::: Supplied entries :::
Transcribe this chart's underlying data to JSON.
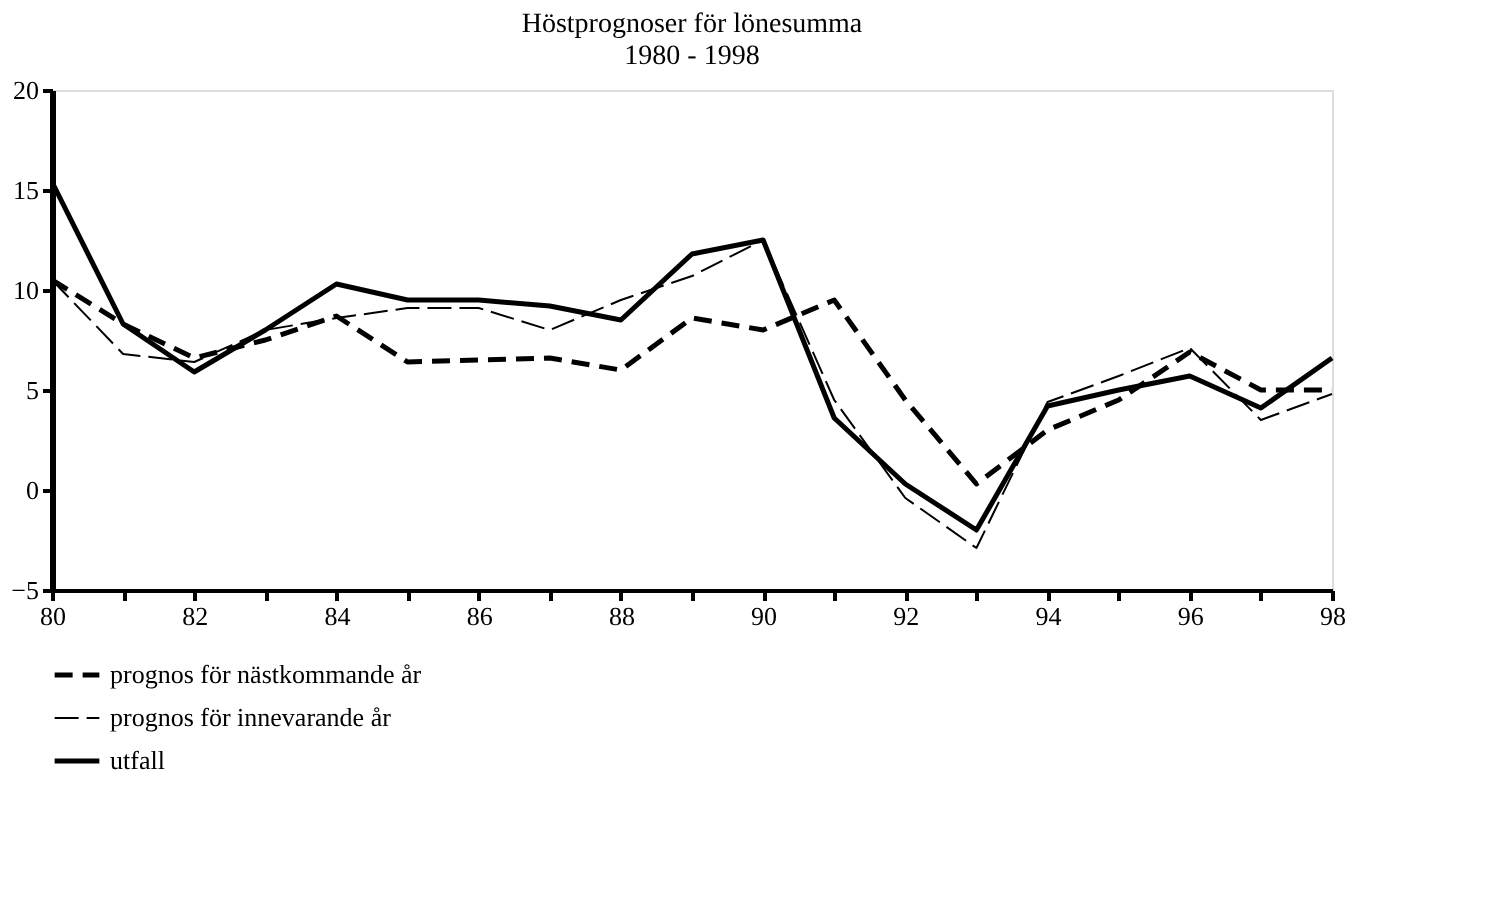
{
  "chart_data": {
    "type": "line",
    "title": [
      "Höstprognoser för lönesumma",
      "1980 - 1998"
    ],
    "categories": [
      "80",
      null,
      "82",
      null,
      "84",
      null,
      "86",
      null,
      "88",
      null,
      "90",
      null,
      "92",
      null,
      "94",
      null,
      "96",
      null,
      "98"
    ],
    "series": [
      {
        "name": "prognos för nästkommande år",
        "color": "#000000",
        "line_style": "dashed",
        "values": [
          10.5,
          8.3,
          6.6,
          7.5,
          8.7,
          6.4,
          6.5,
          6.6,
          6.0,
          8.6,
          8.0,
          9.5,
          4.5,
          0.3,
          3.0,
          4.5,
          6.9,
          5.0,
          5.0
        ]
      },
      {
        "name": "prognos för innevarande år",
        "color": "#000000",
        "line_style": "dashed",
        "values": [
          10.5,
          6.8,
          6.4,
          8.0,
          8.6,
          9.1,
          9.1,
          8.0,
          9.5,
          10.7,
          12.5,
          4.5,
          -0.4,
          -2.9,
          4.4,
          5.7,
          7.1,
          3.5,
          4.8
        ]
      },
      {
        "name": "utfall",
        "color": "#000000",
        "line_style": "solid",
        "values": [
          15.4,
          8.3,
          5.9,
          8.0,
          10.3,
          9.5,
          9.5,
          9.2,
          8.5,
          11.8,
          12.5,
          3.6,
          0.3,
          -2.0,
          4.2,
          5.0,
          5.7,
          4.1,
          6.6
        ]
      }
    ],
    "ylim": [
      -5,
      20
    ],
    "yticks": [
      -5,
      0,
      5,
      10,
      15,
      20
    ],
    "grid": false,
    "legend": "bottom left"
  }
}
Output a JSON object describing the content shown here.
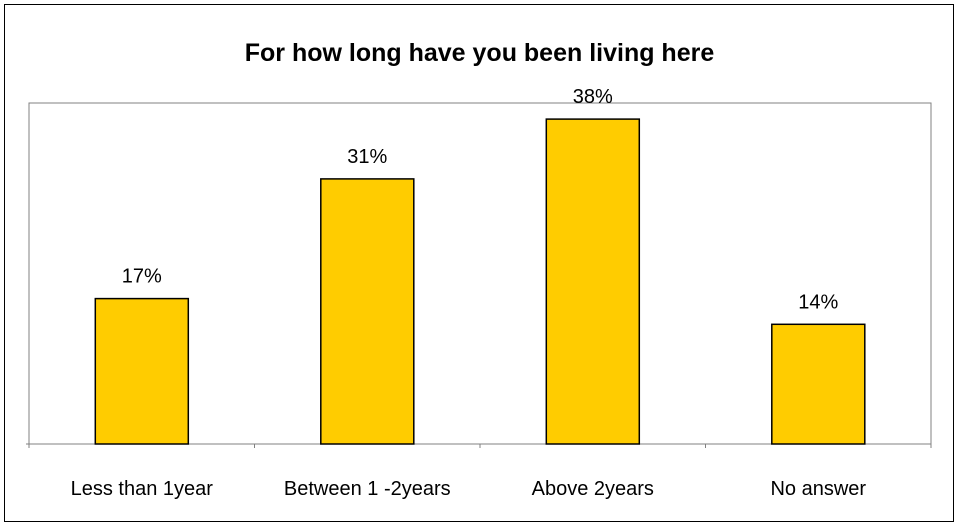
{
  "chart_data": {
    "type": "bar",
    "title": "For how long have you been living here",
    "categories": [
      "Less than 1year",
      "Between 1 -2years",
      "Above 2years",
      "No answer"
    ],
    "values": [
      17,
      31,
      38,
      14
    ],
    "data_labels": [
      "17%",
      "31%",
      "38%",
      "14%"
    ],
    "xlabel": "",
    "ylabel": "",
    "ylim": [
      0,
      40
    ],
    "grid": false,
    "legend": "none",
    "bar_color": "#FFCC00",
    "bar_outline": "#000000",
    "plot_border": "#808080"
  }
}
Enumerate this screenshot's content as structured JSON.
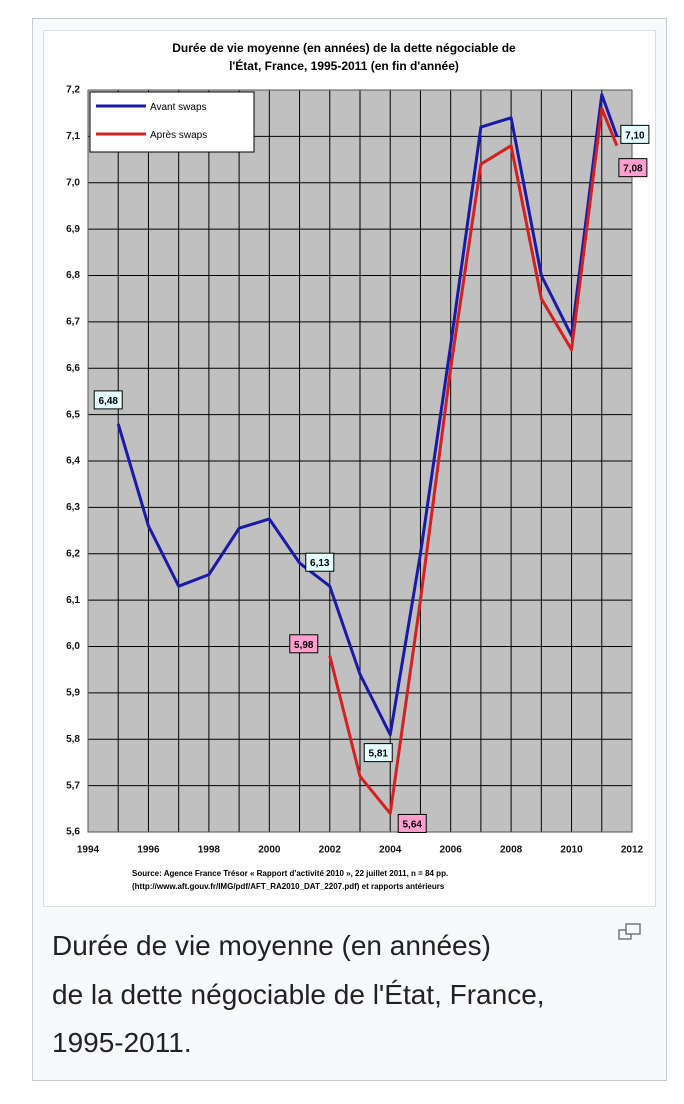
{
  "chart_data": {
    "type": "line",
    "title": [
      "Durée de vie moyenne (en années) de la dette négociable de",
      "l'État, France, 1995-2011 (en fin d'année)"
    ],
    "source": [
      "Source: Agence France Trésor « Rapport d'activité 2010 », 22 juillet 2011, n = 84 pp.",
      "(http://www.aft.gouv.fr/IMG/pdf/AFT_RA2010_DAT_2207.pdf) et rapports antérieurs"
    ],
    "x": [
      1995,
      1996,
      1997,
      1998,
      1999,
      2000,
      2001,
      2002,
      2003,
      2004,
      2005,
      2006,
      2007,
      2008,
      2009,
      2010,
      2011,
      2011.5
    ],
    "series": [
      {
        "name": "Avant swaps",
        "color": "#1a1aa8",
        "values": [
          6.48,
          6.26,
          6.13,
          6.155,
          6.255,
          6.275,
          6.18,
          6.13,
          5.94,
          5.81,
          6.2,
          6.65,
          7.12,
          7.14,
          6.8,
          6.67,
          7.19,
          7.1
        ],
        "value_labels": [
          "6,48",
          null,
          null,
          null,
          null,
          null,
          null,
          "6,13",
          null,
          "5,81",
          null,
          null,
          null,
          null,
          null,
          null,
          null,
          "7,10"
        ]
      },
      {
        "name": "Après swaps",
        "color": "#d42020",
        "values": [
          null,
          null,
          null,
          null,
          null,
          null,
          null,
          5.98,
          5.72,
          5.64,
          6.1,
          6.6,
          7.04,
          7.08,
          6.75,
          6.64,
          7.16,
          7.08
        ],
        "value_labels": [
          null,
          null,
          null,
          null,
          null,
          null,
          null,
          "5,98",
          null,
          "5,64",
          null,
          null,
          null,
          null,
          null,
          null,
          null,
          "7,08"
        ]
      }
    ],
    "xlim": [
      1994,
      2012
    ],
    "xticks": [
      1994,
      1996,
      1998,
      2000,
      2002,
      2004,
      2006,
      2008,
      2010,
      2012
    ],
    "ylim": [
      5.6,
      7.2
    ],
    "yticks": [
      {
        "value": 5.6,
        "label": "5,6"
      },
      {
        "value": 5.7,
        "label": "5,7"
      },
      {
        "value": 5.8,
        "label": "5,8"
      },
      {
        "value": 5.9,
        "label": "5,9"
      },
      {
        "value": 6.0,
        "label": "6,0"
      },
      {
        "value": 6.1,
        "label": "6,1"
      },
      {
        "value": 6.2,
        "label": "6,2"
      },
      {
        "value": 6.3,
        "label": "6,3"
      },
      {
        "value": 6.4,
        "label": "6,4"
      },
      {
        "value": 6.5,
        "label": "6,5"
      },
      {
        "value": 6.6,
        "label": "6,6"
      },
      {
        "value": 6.7,
        "label": "6,7"
      },
      {
        "value": 6.8,
        "label": "6,8"
      },
      {
        "value": 6.9,
        "label": "6,9"
      },
      {
        "value": 7.0,
        "label": "7,0"
      },
      {
        "value": 7.1,
        "label": "7,1"
      },
      {
        "value": 7.2,
        "label": "7,2"
      }
    ],
    "grid": true,
    "legend": "upper left",
    "background": "#c0c0c0"
  },
  "caption": [
    "Durée de vie moyenne (en années)",
    "de la dette négociable de l'État, France,",
    "1995-2011."
  ]
}
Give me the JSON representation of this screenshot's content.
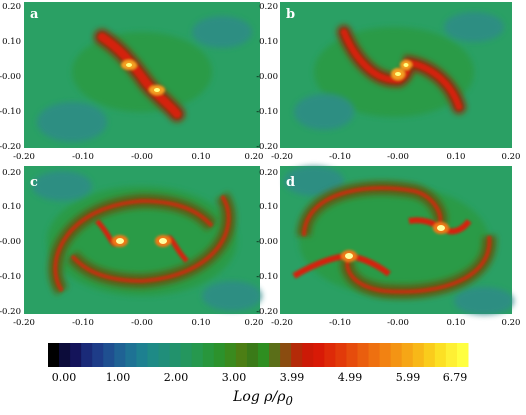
{
  "panels": [
    {
      "label": "a",
      "x_ticks": [
        "-0.20",
        "-0.10",
        "-0.00",
        "0.10",
        "0.20"
      ],
      "y_ticks": [
        "0.20",
        "0.10",
        "-0.00",
        "-0.10",
        "-0.20"
      ]
    },
    {
      "label": "b",
      "x_ticks": [
        "-0.20",
        "-0.10",
        "-0.00",
        "0.10",
        "0.20"
      ],
      "y_ticks": [
        "0.20",
        "0.10",
        "-0.00",
        "-0.10",
        "-0.20"
      ]
    },
    {
      "label": "c",
      "x_ticks": [
        "-0.20",
        "-0.10",
        "-0.00",
        "0.10",
        "0.20"
      ],
      "y_ticks": [
        "0.20",
        "0.10",
        "-0.00",
        "-0.10",
        "-0.20"
      ]
    },
    {
      "label": "d",
      "x_ticks": [
        "-0.20",
        "-0.10",
        "-0.00",
        "0.10",
        "0.20"
      ],
      "y_ticks": [
        "0.20",
        "0.10",
        "-0.00",
        "-0.10",
        "-0.20"
      ]
    }
  ],
  "colorbar": {
    "ticks": [
      "0.00",
      "1.00",
      "2.00",
      "3.00",
      "3.99",
      "4.99",
      "5.99",
      "6.79"
    ],
    "title_main": "Log ρ/ρ",
    "title_sub": "0",
    "colors": [
      "#000000",
      "#0c0c3a",
      "#14145a",
      "#1a2a78",
      "#1e3c88",
      "#1f4f90",
      "#1f6294",
      "#1e7294",
      "#1d8090",
      "#1e8a86",
      "#208e7a",
      "#22926c",
      "#24965e",
      "#26984e",
      "#28963c",
      "#2c922c",
      "#3a8a1e",
      "#4c7e14",
      "#3a7a18",
      "#2e8e20",
      "#5a6e18",
      "#8a4c10",
      "#b42a08",
      "#cc1a06",
      "#d81a06",
      "#de2a08",
      "#e23a0a",
      "#e64c0c",
      "#ea5e0e",
      "#ee7010",
      "#f28212",
      "#f49414",
      "#f6a616",
      "#f8b818",
      "#facc1c",
      "#fce024",
      "#fef034",
      "#ffff40"
    ]
  },
  "chart_data": {
    "type": "heatmap",
    "panels": [
      "a",
      "b",
      "c",
      "d"
    ],
    "xlim": [
      -0.2,
      0.2
    ],
    "ylim": [
      -0.2,
      0.2
    ],
    "colorbar_range": [
      0.0,
      6.79
    ],
    "colorbar_label": "Log ρ/ρ0"
  }
}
:::
### Problem description
Pick out every line holding the string "here" and return it.

### Response
Output a JSON object describing the content shown here.
    "title": "For how long have you been living here",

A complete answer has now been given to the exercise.